(Stored records)
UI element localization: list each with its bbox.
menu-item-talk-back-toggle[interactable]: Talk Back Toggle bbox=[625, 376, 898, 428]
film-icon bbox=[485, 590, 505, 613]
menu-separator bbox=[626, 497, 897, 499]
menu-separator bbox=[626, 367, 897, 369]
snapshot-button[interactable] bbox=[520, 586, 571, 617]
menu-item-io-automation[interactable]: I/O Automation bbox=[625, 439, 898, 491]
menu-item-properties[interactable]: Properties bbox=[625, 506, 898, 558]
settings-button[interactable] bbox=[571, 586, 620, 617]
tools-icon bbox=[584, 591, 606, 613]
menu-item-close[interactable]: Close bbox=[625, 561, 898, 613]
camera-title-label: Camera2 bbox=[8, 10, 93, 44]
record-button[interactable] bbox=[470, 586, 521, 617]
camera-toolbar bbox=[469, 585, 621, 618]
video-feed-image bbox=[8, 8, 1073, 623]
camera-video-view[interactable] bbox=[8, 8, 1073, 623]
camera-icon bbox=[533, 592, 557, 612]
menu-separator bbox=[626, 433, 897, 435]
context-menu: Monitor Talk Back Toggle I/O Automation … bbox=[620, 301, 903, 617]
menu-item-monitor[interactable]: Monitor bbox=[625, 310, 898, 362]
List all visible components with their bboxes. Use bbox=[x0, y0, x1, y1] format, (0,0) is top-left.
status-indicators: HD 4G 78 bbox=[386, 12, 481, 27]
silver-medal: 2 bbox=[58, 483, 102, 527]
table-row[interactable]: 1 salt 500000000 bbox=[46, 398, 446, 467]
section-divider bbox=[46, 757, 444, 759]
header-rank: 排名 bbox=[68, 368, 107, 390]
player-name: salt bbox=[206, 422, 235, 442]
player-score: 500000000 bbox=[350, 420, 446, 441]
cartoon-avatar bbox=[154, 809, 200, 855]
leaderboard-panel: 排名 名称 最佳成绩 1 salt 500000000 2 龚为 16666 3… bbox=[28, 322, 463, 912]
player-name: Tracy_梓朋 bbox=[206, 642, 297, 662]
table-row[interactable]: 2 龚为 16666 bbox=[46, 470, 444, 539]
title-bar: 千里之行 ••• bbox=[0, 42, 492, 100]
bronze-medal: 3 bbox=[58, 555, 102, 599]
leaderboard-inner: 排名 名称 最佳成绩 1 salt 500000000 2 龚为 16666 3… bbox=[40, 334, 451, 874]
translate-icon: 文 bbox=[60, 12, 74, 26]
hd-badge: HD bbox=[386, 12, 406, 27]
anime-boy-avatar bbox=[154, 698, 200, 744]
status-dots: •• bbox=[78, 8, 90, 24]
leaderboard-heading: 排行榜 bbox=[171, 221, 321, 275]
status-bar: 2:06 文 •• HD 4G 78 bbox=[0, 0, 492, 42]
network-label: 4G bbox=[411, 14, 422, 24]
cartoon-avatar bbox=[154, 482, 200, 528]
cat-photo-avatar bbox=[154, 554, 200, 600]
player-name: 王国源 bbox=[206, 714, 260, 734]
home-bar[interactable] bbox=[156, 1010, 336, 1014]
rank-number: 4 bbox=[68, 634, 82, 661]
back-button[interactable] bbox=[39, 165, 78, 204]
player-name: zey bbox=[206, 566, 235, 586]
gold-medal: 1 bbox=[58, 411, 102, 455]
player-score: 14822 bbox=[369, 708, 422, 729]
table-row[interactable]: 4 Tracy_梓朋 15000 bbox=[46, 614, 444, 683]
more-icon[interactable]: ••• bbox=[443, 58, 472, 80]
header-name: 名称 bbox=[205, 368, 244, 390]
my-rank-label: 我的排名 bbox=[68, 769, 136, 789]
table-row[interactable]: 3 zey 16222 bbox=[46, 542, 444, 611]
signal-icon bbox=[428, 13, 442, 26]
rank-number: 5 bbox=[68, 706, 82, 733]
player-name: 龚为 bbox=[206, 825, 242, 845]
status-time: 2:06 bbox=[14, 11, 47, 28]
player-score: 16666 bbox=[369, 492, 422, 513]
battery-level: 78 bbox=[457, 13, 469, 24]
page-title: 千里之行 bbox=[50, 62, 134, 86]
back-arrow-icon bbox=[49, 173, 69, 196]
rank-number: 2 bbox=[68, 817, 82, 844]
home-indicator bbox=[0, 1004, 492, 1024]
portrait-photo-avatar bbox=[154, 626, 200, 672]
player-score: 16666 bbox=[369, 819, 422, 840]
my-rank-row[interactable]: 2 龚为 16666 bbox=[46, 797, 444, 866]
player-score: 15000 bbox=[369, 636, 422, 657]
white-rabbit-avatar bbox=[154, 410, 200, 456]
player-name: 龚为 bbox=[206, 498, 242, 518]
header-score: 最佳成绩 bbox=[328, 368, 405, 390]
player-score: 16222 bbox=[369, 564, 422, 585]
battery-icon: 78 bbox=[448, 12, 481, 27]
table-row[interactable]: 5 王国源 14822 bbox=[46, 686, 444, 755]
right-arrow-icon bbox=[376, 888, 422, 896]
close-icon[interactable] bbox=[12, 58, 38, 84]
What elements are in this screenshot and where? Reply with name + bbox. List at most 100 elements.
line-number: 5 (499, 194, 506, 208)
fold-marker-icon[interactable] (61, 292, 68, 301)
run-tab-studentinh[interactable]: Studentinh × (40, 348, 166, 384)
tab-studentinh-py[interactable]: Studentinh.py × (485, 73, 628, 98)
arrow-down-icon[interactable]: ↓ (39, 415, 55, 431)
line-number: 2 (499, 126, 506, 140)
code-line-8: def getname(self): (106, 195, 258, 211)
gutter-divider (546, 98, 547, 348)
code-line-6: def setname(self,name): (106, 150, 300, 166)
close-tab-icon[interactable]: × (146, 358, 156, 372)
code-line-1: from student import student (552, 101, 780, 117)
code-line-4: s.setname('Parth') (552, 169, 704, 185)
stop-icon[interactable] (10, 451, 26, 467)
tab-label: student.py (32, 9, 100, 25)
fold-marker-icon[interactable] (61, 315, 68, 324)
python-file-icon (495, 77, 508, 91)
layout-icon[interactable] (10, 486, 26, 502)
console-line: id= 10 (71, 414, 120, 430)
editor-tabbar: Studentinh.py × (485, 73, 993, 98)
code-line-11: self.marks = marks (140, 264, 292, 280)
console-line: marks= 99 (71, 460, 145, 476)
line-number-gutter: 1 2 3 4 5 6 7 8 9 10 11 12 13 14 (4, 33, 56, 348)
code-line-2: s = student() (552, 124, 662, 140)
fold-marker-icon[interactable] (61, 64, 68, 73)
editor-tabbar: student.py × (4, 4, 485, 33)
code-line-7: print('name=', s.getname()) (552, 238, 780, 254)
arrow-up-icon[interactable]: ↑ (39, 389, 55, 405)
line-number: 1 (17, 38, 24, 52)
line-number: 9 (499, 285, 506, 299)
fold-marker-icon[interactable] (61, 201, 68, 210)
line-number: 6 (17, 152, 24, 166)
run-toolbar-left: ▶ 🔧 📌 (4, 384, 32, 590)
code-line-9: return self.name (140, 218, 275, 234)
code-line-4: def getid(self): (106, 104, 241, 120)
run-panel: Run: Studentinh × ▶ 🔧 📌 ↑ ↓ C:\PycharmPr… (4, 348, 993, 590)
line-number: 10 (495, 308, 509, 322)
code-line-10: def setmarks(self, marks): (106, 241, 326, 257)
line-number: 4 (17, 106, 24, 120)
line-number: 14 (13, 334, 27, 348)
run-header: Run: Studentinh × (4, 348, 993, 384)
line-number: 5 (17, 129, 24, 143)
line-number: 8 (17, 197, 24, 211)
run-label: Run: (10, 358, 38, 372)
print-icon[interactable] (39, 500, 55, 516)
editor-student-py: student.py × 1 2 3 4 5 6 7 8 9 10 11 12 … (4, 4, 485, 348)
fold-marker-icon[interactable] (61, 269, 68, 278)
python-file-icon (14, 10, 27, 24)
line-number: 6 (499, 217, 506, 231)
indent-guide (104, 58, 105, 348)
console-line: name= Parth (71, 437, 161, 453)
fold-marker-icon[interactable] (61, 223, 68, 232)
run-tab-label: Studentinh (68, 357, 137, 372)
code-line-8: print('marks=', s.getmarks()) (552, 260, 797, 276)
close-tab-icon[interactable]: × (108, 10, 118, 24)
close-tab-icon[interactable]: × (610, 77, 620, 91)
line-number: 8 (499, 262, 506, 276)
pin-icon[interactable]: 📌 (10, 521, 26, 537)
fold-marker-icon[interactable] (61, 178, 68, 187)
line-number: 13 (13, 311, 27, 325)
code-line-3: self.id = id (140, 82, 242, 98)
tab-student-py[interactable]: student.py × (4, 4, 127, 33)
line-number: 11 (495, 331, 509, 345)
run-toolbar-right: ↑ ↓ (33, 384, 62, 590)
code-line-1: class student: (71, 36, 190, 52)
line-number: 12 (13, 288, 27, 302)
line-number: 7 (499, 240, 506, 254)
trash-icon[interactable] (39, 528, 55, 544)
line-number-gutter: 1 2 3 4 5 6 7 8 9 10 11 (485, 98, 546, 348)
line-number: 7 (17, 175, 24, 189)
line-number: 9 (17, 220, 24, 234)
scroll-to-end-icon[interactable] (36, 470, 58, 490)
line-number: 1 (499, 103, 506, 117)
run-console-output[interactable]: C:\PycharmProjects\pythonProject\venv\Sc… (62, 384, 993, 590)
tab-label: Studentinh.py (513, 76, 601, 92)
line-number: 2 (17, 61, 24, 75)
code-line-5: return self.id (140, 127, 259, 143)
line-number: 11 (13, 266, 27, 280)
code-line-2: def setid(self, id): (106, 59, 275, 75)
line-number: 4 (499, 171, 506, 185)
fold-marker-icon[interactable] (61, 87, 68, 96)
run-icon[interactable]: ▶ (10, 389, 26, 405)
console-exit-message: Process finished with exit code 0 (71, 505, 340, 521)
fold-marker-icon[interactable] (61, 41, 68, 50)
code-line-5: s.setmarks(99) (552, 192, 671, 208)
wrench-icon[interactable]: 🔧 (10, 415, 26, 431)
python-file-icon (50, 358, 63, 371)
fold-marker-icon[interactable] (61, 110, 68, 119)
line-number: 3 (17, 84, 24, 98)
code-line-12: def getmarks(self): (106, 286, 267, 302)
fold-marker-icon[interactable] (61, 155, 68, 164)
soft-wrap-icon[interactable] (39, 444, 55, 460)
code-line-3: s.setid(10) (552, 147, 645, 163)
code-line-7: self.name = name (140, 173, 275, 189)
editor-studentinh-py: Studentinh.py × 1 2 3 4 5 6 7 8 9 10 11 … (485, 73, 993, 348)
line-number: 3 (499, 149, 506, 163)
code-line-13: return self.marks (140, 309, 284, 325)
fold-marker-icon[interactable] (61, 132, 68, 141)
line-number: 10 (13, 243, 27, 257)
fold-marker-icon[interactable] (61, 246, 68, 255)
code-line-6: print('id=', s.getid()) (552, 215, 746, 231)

Exercise task. Retype the lines of the material above, starting at its first line and ending at the line that contains "menu-item-io-automation[interactable]: I/O Automation". Include both of those lines.

The response.
UI element localization: list each with its bbox.
menu-item-talk-back-toggle[interactable]: Talk Back Toggle bbox=[625, 376, 898, 428]
film-icon bbox=[485, 590, 505, 613]
menu-separator bbox=[626, 497, 897, 499]
menu-separator bbox=[626, 367, 897, 369]
snapshot-button[interactable] bbox=[520, 586, 571, 617]
menu-item-io-automation[interactable]: I/O Automation bbox=[625, 439, 898, 491]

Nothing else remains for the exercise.